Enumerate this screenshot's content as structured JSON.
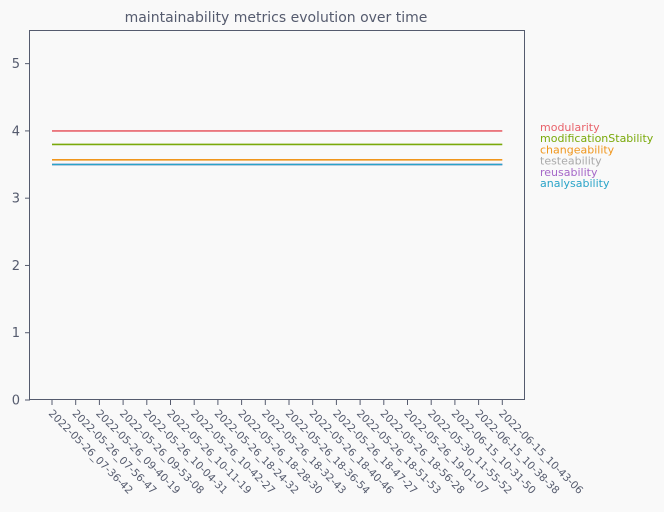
{
  "chart_data": {
    "type": "line",
    "title": "maintainability metrics evolution over time",
    "xlabel": "",
    "ylabel": "",
    "ylim": [
      0,
      5.5
    ],
    "yticks": [
      0,
      1,
      2,
      3,
      4,
      5
    ],
    "grid": false,
    "legend_position": "right",
    "categories": [
      "2022-05-26_07-36-42",
      "2022-05-26_07-56-47",
      "2022-05-26_09-40-19",
      "2022-05-26_09-53-08",
      "2022-05-26_10-04-31",
      "2022-05-26_10-11-19",
      "2022-05-26_10-42-27",
      "2022-05-26_18-24-32",
      "2022-05-26_18-28-30",
      "2022-05-26_18-32-43",
      "2022-05-26_18-36-54",
      "2022-05-26_18-40-46",
      "2022-05-26_18-47-27",
      "2022-05-26_18-51-53",
      "2022-05-26_18-56-28",
      "2022-05-26_19-01-07",
      "2022-05-30_11-55-52",
      "2022-06-15_10-31-50",
      "2022-06-15_10-38-38",
      "2022-06-15_10-43-06"
    ],
    "series": [
      {
        "name": "modularity",
        "color": "#e8636b",
        "values": [
          4.0,
          4.0,
          4.0,
          4.0,
          4.0,
          4.0,
          4.0,
          4.0,
          4.0,
          4.0,
          4.0,
          4.0,
          4.0,
          4.0,
          4.0,
          4.0,
          4.0,
          4.0,
          4.0,
          4.0
        ]
      },
      {
        "name": "modificationStability",
        "color": "#7aa90a",
        "values": [
          3.8,
          3.8,
          3.8,
          3.8,
          3.8,
          3.8,
          3.8,
          3.8,
          3.8,
          3.8,
          3.8,
          3.8,
          3.8,
          3.8,
          3.8,
          3.8,
          3.8,
          3.8,
          3.8,
          3.8
        ]
      },
      {
        "name": "changeability",
        "color": "#f0961c",
        "values": [
          3.57,
          3.57,
          3.57,
          3.57,
          3.57,
          3.57,
          3.57,
          3.57,
          3.57,
          3.57,
          3.57,
          3.57,
          3.57,
          3.57,
          3.57,
          3.57,
          3.57,
          3.57,
          3.57,
          3.57
        ]
      },
      {
        "name": "testeability",
        "color": "#aaaaaa",
        "values": [
          3.5,
          3.5,
          3.5,
          3.5,
          3.5,
          3.5,
          3.5,
          3.5,
          3.5,
          3.5,
          3.5,
          3.5,
          3.5,
          3.5,
          3.5,
          3.5,
          3.5,
          3.5,
          3.5,
          3.5
        ]
      },
      {
        "name": "reusability",
        "color": "#a567c8",
        "values": [
          3.5,
          3.5,
          3.5,
          3.5,
          3.5,
          3.5,
          3.5,
          3.5,
          3.5,
          3.5,
          3.5,
          3.5,
          3.5,
          3.5,
          3.5,
          3.5,
          3.5,
          3.5,
          3.5,
          3.5
        ]
      },
      {
        "name": "analysability",
        "color": "#2aa4c8",
        "values": [
          3.5,
          3.5,
          3.5,
          3.5,
          3.5,
          3.5,
          3.5,
          3.5,
          3.5,
          3.5,
          3.5,
          3.5,
          3.5,
          3.5,
          3.5,
          3.5,
          3.5,
          3.5,
          3.5,
          3.5
        ]
      }
    ]
  }
}
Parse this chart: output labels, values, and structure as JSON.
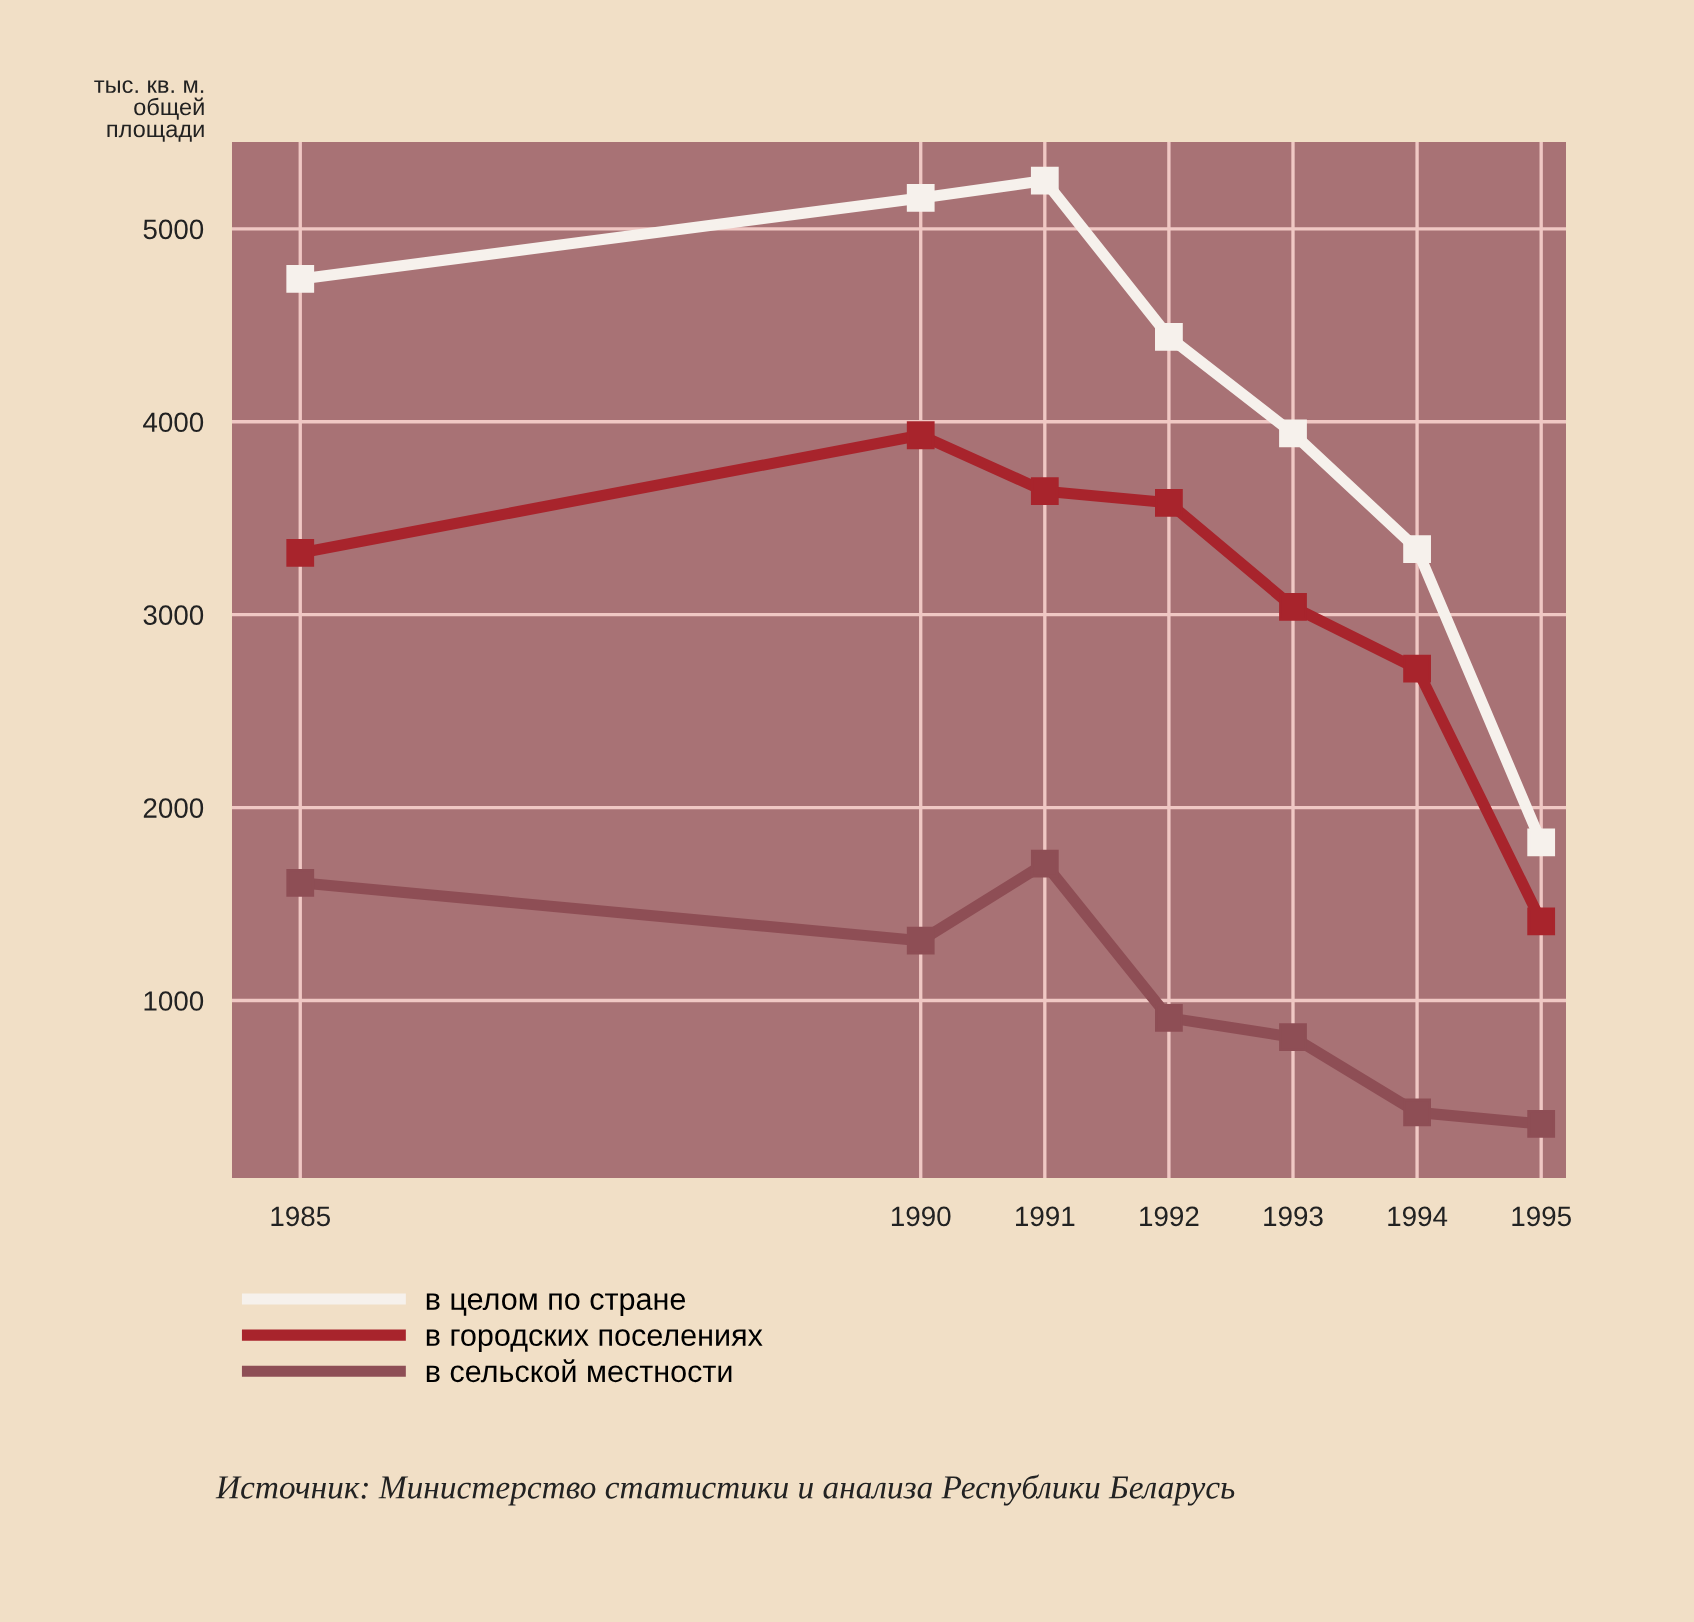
{
  "chart_data": {
    "type": "line",
    "ylabel": "тыс. кв. м.\nобщей\nплощади",
    "x": [
      1985,
      1990,
      1991,
      1992,
      1993,
      1994,
      1995
    ],
    "xlim": [
      1984.45,
      1995.2
    ],
    "xticks": [
      1985,
      1990,
      1991,
      1992,
      1993,
      1994,
      1995
    ],
    "ylim": [
      80,
      5450
    ],
    "yticks": [
      1000,
      2000,
      3000,
      4000,
      5000
    ],
    "series": [
      {
        "name": "в целом по стране",
        "color": "#f6f1ec",
        "values": [
          4740,
          5160,
          5250,
          4440,
          3940,
          3340,
          1820
        ]
      },
      {
        "name": "в городских поселениях",
        "color": "#a8242c",
        "values": [
          3320,
          3930,
          3640,
          3580,
          3040,
          2720,
          1410
        ]
      },
      {
        "name": "в сельской местности",
        "color": "#8e4e55",
        "values": [
          1610,
          1310,
          1710,
          910,
          810,
          420,
          360
        ]
      }
    ],
    "marker": "square",
    "line_style": "solid",
    "grid": true,
    "legend": "bottom",
    "annotations": [
      "Источник: Министерство статистики и анализа Республики Беларусь"
    ]
  }
}
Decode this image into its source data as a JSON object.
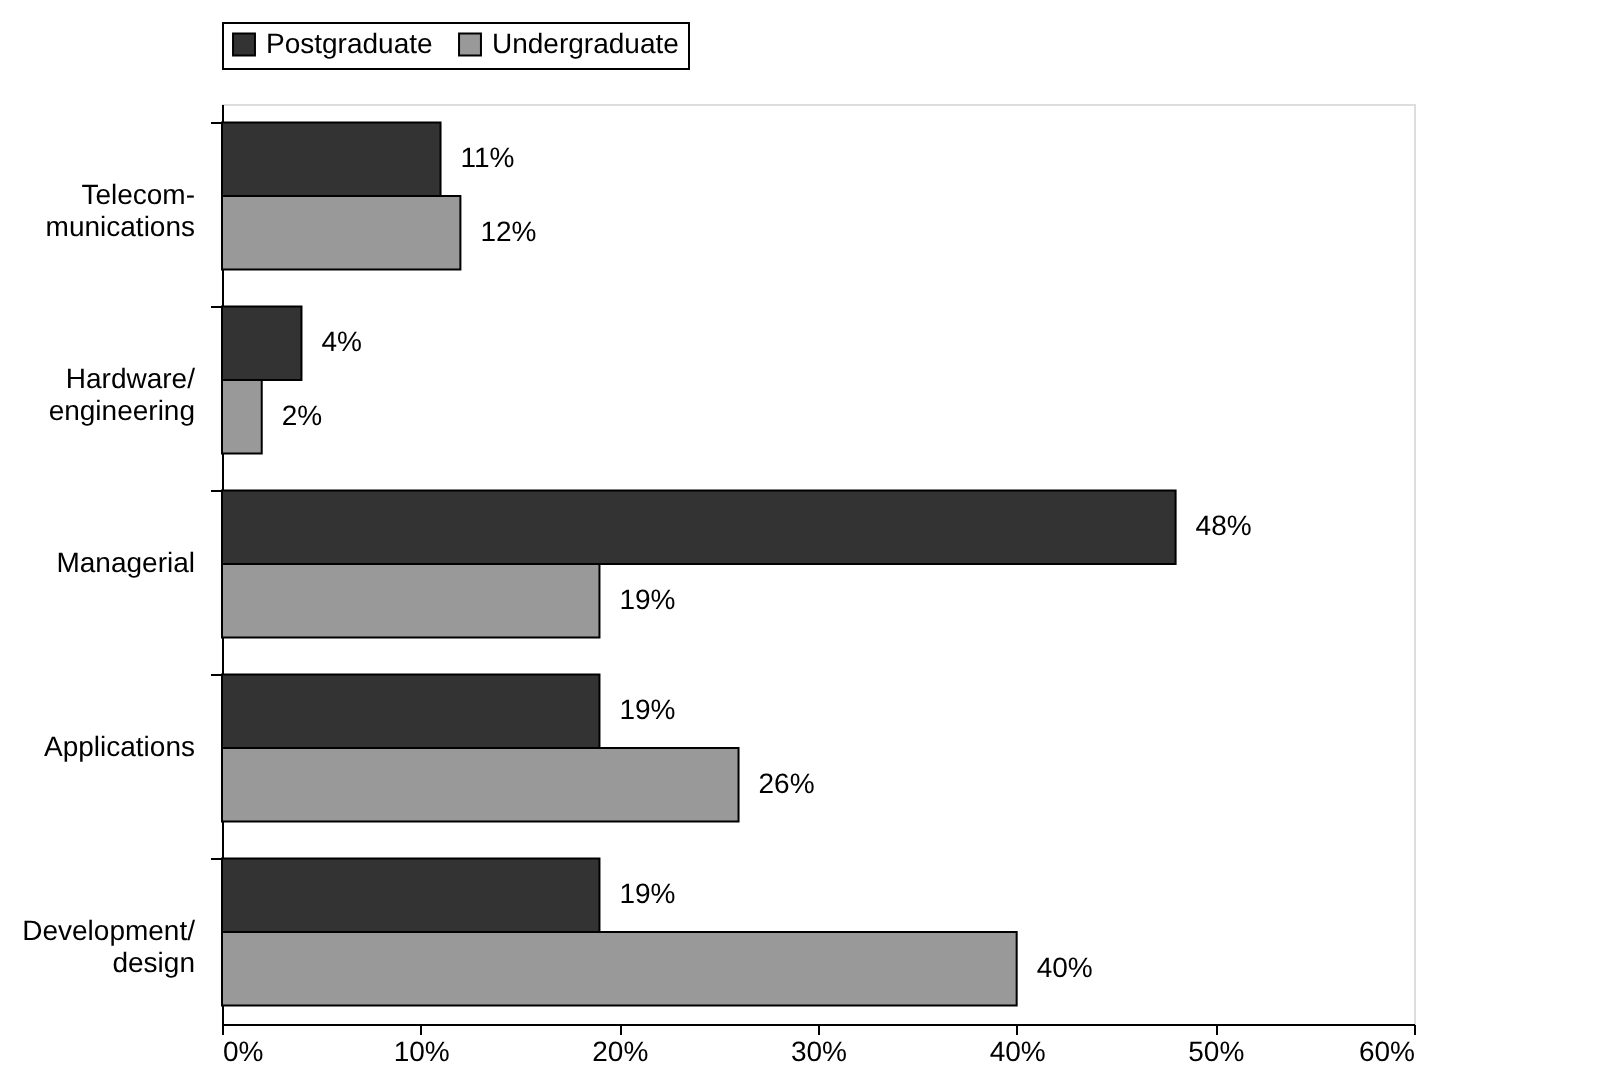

**Task details:** Your copy should repeat each entry above exactly but contain no pictures.

**Task output:**
Enumerate this screenshot's content as structured JSON.
{
  "chart_data": {
    "type": "line",
    "title": "maintainability metrics evolution over time",
    "xlabel": "",
    "ylabel": "",
    "ylim": [
      0,
      5.5
    ],
    "yticks": [
      0,
      1,
      2,
      3,
      4,
      5
    ],
    "grid": false,
    "legend_position": "right",
    "categories": [
      "2022-05-26_07-36-42",
      "2022-05-26_07-56-47",
      "2022-05-26_09-40-19",
      "2022-05-26_09-53-08",
      "2022-05-26_10-04-31",
      "2022-05-26_10-11-19",
      "2022-05-26_10-42-27",
      "2022-05-26_18-24-32",
      "2022-05-26_18-28-30",
      "2022-05-26_18-32-43",
      "2022-05-26_18-36-54",
      "2022-05-26_18-40-46",
      "2022-05-26_18-47-27",
      "2022-05-26_18-51-53",
      "2022-05-26_18-56-28",
      "2022-05-26_19-01-07",
      "2022-05-30_11-55-52",
      "2022-06-15_10-31-50",
      "2022-06-15_10-38-38",
      "2022-06-15_10-43-06"
    ],
    "series": [
      {
        "name": "modularity",
        "color": "#e8636b",
        "values": [
          4.0,
          4.0,
          4.0,
          4.0,
          4.0,
          4.0,
          4.0,
          4.0,
          4.0,
          4.0,
          4.0,
          4.0,
          4.0,
          4.0,
          4.0,
          4.0,
          4.0,
          4.0,
          4.0,
          4.0
        ]
      },
      {
        "name": "modificationStability",
        "color": "#7aa90a",
        "values": [
          3.8,
          3.8,
          3.8,
          3.8,
          3.8,
          3.8,
          3.8,
          3.8,
          3.8,
          3.8,
          3.8,
          3.8,
          3.8,
          3.8,
          3.8,
          3.8,
          3.8,
          3.8,
          3.8,
          3.8
        ]
      },
      {
        "name": "changeability",
        "color": "#f0961c",
        "values": [
          3.57,
          3.57,
          3.57,
          3.57,
          3.57,
          3.57,
          3.57,
          3.57,
          3.57,
          3.57,
          3.57,
          3.57,
          3.57,
          3.57,
          3.57,
          3.57,
          3.57,
          3.57,
          3.57,
          3.57
        ]
      },
      {
        "name": "testeability",
        "color": "#aaaaaa",
        "values": [
          3.5,
          3.5,
          3.5,
          3.5,
          3.5,
          3.5,
          3.5,
          3.5,
          3.5,
          3.5,
          3.5,
          3.5,
          3.5,
          3.5,
          3.5,
          3.5,
          3.5,
          3.5,
          3.5,
          3.5
        ]
      },
      {
        "name": "reusability",
        "color": "#a567c8",
        "values": [
          3.5,
          3.5,
          3.5,
          3.5,
          3.5,
          3.5,
          3.5,
          3.5,
          3.5,
          3.5,
          3.5,
          3.5,
          3.5,
          3.5,
          3.5,
          3.5,
          3.5,
          3.5,
          3.5,
          3.5
        ]
      },
      {
        "name": "analysability",
        "color": "#2aa4c8",
        "values": [
          3.5,
          3.5,
          3.5,
          3.5,
          3.5,
          3.5,
          3.5,
          3.5,
          3.5,
          3.5,
          3.5,
          3.5,
          3.5,
          3.5,
          3.5,
          3.5,
          3.5,
          3.5,
          3.5,
          3.5
        ]
      }
    ]
  }
}
Parse this chart: output labels, values, and structure as JSON.
{
  "chart_data": {
    "type": "line",
    "ylabel": "тыс. кв. м.\nобщей\nплощади",
    "x": [
      1985,
      1990,
      1991,
      1992,
      1993,
      1994,
      1995
    ],
    "xlim": [
      1984.45,
      1995.2
    ],
    "xticks": [
      1985,
      1990,
      1991,
      1992,
      1993,
      1994,
      1995
    ],
    "ylim": [
      80,
      5450
    ],
    "yticks": [
      1000,
      2000,
      3000,
      4000,
      5000
    ],
    "series": [
      {
        "name": "в целом по стране",
        "color": "#f6f1ec",
        "values": [
          4740,
          5160,
          5250,
          4440,
          3940,
          3340,
          1820
        ]
      },
      {
        "name": "в городских поселениях",
        "color": "#a8242c",
        "values": [
          3320,
          3930,
          3640,
          3580,
          3040,
          2720,
          1410
        ]
      },
      {
        "name": "в сельской местности",
        "color": "#8e4e55",
        "values": [
          1610,
          1310,
          1710,
          910,
          810,
          420,
          360
        ]
      }
    ],
    "marker": "square",
    "line_style": "solid",
    "grid": true,
    "legend": "bottom",
    "annotations": [
      "Источник: Министерство статистики и анализа Республики Беларусь"
    ]
  }
}
Decode this image into its source data as a JSON object.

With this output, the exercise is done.